- _Task_:
Set down, in full, every record in the block.

- _Extracted data entries_:

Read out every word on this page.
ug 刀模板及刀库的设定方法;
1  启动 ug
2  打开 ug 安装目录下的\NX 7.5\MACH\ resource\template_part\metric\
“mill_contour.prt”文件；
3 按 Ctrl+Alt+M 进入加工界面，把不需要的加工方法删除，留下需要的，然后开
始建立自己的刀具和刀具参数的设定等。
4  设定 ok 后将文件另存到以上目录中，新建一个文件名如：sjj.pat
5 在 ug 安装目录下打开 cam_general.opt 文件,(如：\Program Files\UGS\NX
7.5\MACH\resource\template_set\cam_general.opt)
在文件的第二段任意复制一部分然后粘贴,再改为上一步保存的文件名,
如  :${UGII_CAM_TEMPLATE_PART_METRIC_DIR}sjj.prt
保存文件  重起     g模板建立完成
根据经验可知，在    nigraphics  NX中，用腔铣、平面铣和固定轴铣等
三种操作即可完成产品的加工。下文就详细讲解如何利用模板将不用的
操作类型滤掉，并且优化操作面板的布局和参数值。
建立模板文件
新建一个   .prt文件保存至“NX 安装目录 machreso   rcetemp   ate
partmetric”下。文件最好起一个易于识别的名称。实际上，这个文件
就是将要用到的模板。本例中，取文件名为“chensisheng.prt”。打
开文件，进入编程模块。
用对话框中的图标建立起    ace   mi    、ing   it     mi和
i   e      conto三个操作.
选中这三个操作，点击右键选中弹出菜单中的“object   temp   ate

- _Response to the task_:
Read out every word on this page.
ug 刀模板及刀库的设定方法;
1  启动 ug
2  打开 ug 安装目录下的\NX 7.5\MACH\ resource\template_part\metric\
“mill_contour.prt”文件；
3 按 Ctrl+Alt+M 进入加工界面，把不需要的加工方法删除，留下需要的，然后开
始建立自己的刀具和刀具参数的设定等。
4  设定 ok 后将文件另存到以上目录中，新建一个文件名如：sjj.pat
5 在 ug 安装目录下打开 cam_general.opt 文件,(如：\Program Files\UGS\NX
7.5\MACH\resource\template_set\cam_general.opt)
在文件的第二段任意复制一部分然后粘贴,再改为上一步保存的文件名,
如  :${UGII_CAM_TEMPLATE_PART_METRIC_DIR}sjj.prt
保存文件  重起     g模板建立完成
根据经验可知，在    nigraphics  NX中，用腔铣、平面铣和固定轴铣等
三种操作即可完成产品的加工。下文就详细讲解如何利用模板将不用的
操作类型滤掉，并且优化操作面板的布局和参数值。
建立模板文件
新建一个   .prt文件保存至“NX 安装目录 machreso   rcetemp   ate
partmetric”下。文件最好起一个易于识别的名称。实际上，这个文件
就是将要用到的模板。本例中，取文件名为“chensisheng.prt”。打
开文件，进入编程模块。
用对话框中的图标建立起    ace   mi    、ing   it     mi和
i   e      conto三个操作.
选中这三个操作，点击右键选中弹出菜单中的“object   temp   ate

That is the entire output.